Saved entries

#####

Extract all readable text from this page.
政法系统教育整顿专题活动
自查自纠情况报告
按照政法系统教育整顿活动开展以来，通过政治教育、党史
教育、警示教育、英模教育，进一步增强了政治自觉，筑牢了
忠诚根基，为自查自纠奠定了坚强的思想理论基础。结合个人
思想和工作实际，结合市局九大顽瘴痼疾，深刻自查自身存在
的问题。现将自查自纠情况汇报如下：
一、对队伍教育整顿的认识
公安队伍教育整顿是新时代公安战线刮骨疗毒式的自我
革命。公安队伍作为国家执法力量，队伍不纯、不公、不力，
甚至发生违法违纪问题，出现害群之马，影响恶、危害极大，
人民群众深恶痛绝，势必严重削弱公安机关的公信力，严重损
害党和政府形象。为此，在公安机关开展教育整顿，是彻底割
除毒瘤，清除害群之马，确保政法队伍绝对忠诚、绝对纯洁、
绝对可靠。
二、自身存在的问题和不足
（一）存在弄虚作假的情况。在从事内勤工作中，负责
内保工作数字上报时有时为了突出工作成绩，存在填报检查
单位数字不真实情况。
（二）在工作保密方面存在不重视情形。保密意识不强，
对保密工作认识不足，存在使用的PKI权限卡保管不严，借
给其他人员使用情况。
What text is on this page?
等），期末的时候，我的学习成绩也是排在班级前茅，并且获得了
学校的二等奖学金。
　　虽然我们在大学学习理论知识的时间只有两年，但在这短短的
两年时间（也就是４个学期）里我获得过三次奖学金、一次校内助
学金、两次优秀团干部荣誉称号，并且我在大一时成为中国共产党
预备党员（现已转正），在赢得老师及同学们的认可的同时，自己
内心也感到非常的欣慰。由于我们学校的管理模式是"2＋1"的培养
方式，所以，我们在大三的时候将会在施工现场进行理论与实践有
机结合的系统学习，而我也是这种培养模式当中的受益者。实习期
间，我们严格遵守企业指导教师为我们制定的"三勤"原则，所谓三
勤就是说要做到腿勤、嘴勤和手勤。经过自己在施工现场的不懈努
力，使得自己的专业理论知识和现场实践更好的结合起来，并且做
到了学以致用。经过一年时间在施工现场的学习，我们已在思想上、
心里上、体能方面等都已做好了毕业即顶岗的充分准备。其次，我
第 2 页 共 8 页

#####

• WRITTEN EXERCISE
For the data above, state only how many lines include the word "this".

• TASK SOLUTION
2